((

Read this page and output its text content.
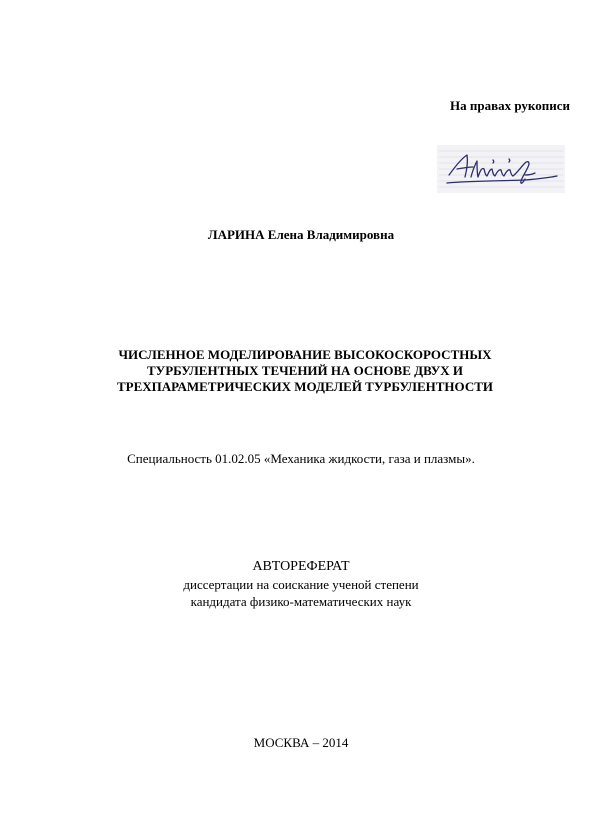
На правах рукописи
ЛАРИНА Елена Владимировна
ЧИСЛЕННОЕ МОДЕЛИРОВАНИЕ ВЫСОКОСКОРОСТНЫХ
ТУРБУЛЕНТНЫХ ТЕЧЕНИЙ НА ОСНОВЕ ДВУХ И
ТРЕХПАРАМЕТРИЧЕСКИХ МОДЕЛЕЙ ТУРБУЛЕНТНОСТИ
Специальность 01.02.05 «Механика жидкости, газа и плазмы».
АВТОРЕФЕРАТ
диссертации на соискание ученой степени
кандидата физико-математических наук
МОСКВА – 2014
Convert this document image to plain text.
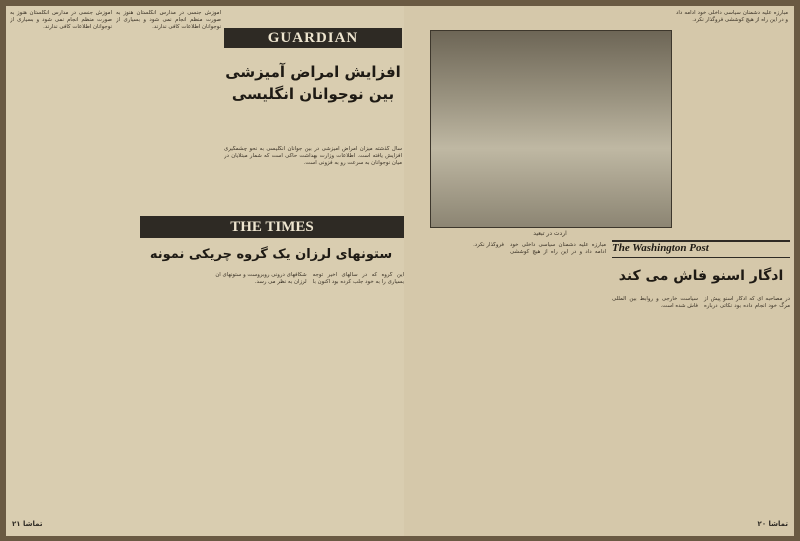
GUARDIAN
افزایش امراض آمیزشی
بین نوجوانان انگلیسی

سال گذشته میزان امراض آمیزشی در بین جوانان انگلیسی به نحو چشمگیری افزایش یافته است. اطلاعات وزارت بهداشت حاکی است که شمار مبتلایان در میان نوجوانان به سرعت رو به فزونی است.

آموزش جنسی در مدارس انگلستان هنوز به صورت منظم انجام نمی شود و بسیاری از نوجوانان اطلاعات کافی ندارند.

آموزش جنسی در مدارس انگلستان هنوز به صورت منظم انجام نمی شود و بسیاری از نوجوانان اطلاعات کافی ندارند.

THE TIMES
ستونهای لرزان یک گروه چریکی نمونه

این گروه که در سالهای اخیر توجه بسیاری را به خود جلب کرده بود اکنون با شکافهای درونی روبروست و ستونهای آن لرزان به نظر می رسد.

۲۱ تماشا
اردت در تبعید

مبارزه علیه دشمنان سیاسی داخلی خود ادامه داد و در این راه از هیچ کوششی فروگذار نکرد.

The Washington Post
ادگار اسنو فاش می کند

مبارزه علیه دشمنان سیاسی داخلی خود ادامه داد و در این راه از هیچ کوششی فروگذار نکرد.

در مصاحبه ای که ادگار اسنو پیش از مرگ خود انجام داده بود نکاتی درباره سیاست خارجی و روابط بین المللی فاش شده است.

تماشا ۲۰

))

* Exercise directions: Transcribe all of the material exactly, leaving out whatever pictures it contains.

* Solution:
Read this page and output its text content.
На правах рукописи
ЛАРИНА Елена Владимировна
ЧИСЛЕННОЕ МОДЕЛИРОВАНИЕ ВЫСОКОСКОРОСТНЫХ
ТУРБУЛЕНТНЫХ ТЕЧЕНИЙ НА ОСНОВЕ ДВУХ И
ТРЕХПАРАМЕТРИЧЕСКИХ МОДЕЛЕЙ ТУРБУЛЕНТНОСТИ
Специальность 01.02.05 «Механика жидкости, газа и плазмы».
АВТОРЕФЕРАТ
диссертации на соискание ученой степени
кандидата физико-математических наук
МОСКВА – 2014
Convert this document image to plain text.
GUARDIAN
افزایش امراض آمیزشی
بین نوجوانان انگلیسی

سال گذشته میزان امراض آمیزشی در بین جوانان انگلیسی به نحو چشمگیری افزایش یافته است. اطلاعات وزارت بهداشت حاکی است که شمار مبتلایان در میان نوجوانان به سرعت رو به فزونی است.

آموزش جنسی در مدارس انگلستان هنوز به صورت منظم انجام نمی شود و بسیاری از نوجوانان اطلاعات کافی ندارند.

آموزش جنسی در مدارس انگلستان هنوز به صورت منظم انجام نمی شود و بسیاری از نوجوانان اطلاعات کافی ندارند.

THE TIMES
ستونهای لرزان یک گروه چریکی نمونه

این گروه که در سالهای اخیر توجه بسیاری را به خود جلب کرده بود اکنون با شکافهای درونی روبروست و ستونهای آن لرزان به نظر می رسد.

۲۱ تماشا
اردت در تبعید

مبارزه علیه دشمنان سیاسی داخلی خود ادامه داد و در این راه از هیچ کوششی فروگذار نکرد.

The Washington Post
ادگار اسنو فاش می کند

مبارزه علیه دشمنان سیاسی داخلی خود ادامه داد و در این راه از هیچ کوششی فروگذار نکرد.

در مصاحبه ای که ادگار اسنو پیش از مرگ خود انجام داده بود نکاتی درباره سیاست خارجی و روابط بین المللی فاش شده است.

تماشا ۲۰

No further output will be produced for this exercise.